### Stated exercise
Pick out all lines with the word "millingmetal" from the records that follow.

--- Start Records supplied ---

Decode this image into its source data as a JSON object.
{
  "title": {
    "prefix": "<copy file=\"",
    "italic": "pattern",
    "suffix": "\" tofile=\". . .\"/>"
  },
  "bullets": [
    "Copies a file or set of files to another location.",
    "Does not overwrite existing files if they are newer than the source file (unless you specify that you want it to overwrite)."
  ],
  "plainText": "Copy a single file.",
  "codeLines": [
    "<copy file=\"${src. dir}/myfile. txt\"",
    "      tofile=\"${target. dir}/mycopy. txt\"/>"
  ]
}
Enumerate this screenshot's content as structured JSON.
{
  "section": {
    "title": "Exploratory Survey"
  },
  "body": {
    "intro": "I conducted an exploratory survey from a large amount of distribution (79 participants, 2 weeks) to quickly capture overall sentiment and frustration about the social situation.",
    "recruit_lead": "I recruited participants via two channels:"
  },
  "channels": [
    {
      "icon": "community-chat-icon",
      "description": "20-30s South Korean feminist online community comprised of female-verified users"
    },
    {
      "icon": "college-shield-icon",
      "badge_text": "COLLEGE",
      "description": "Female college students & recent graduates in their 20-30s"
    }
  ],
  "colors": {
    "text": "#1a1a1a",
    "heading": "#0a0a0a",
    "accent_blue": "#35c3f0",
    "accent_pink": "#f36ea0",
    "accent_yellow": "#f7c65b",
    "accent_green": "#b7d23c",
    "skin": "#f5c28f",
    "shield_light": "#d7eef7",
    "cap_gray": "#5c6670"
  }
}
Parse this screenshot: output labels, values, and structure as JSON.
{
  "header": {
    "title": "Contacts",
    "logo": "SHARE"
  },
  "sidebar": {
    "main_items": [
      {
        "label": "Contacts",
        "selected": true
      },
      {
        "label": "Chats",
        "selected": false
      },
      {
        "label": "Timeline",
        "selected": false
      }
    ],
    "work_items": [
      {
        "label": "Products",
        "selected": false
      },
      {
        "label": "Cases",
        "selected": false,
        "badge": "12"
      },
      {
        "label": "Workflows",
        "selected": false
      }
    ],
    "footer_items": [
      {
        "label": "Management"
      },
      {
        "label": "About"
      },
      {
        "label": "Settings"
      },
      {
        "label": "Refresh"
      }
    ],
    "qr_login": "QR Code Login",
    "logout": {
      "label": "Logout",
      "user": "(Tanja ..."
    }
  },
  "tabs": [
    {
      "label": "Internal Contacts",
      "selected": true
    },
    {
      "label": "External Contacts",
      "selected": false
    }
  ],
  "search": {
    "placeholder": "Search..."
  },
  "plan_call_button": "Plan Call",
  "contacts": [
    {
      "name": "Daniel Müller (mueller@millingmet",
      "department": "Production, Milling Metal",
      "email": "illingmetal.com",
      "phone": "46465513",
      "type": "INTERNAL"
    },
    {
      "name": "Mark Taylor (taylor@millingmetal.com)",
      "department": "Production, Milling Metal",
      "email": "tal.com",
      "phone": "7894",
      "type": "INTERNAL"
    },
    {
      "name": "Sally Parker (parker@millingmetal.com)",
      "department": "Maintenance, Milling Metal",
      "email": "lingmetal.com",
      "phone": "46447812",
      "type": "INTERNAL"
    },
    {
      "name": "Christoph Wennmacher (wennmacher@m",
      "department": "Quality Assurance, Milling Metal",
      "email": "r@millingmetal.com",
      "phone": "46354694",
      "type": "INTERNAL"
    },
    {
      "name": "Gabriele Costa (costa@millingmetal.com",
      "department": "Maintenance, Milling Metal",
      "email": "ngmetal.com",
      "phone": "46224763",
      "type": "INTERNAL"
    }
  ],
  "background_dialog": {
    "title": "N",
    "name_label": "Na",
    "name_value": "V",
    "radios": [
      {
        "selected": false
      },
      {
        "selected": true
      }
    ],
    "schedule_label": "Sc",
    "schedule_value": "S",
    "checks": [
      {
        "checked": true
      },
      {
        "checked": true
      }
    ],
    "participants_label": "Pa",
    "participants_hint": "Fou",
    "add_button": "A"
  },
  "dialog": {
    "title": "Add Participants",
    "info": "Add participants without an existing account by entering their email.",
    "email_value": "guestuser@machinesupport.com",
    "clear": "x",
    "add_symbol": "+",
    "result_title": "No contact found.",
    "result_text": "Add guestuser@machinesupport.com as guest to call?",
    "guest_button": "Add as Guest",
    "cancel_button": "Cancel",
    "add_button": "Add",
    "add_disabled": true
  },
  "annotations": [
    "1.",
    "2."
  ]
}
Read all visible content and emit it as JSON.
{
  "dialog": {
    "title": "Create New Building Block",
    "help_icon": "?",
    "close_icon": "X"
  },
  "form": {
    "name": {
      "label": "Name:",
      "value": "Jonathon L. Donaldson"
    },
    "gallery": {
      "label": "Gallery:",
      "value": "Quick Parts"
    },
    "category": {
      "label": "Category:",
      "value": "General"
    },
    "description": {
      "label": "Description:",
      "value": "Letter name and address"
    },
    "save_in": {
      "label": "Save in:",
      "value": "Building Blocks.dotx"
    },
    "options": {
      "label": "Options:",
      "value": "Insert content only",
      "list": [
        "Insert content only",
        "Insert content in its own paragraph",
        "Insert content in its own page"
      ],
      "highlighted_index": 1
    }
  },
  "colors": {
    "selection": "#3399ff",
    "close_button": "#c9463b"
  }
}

--- End Records supplied ---

### Exercise answer
      "name": "Mark Taylor (taylor@millingmetal.com)",
      "name": "Sally Parker (parker@millingmetal.com)",
      "email": "r@millingmetal.com",
      "name": "Gabriele Costa (costa@millingmetal.com",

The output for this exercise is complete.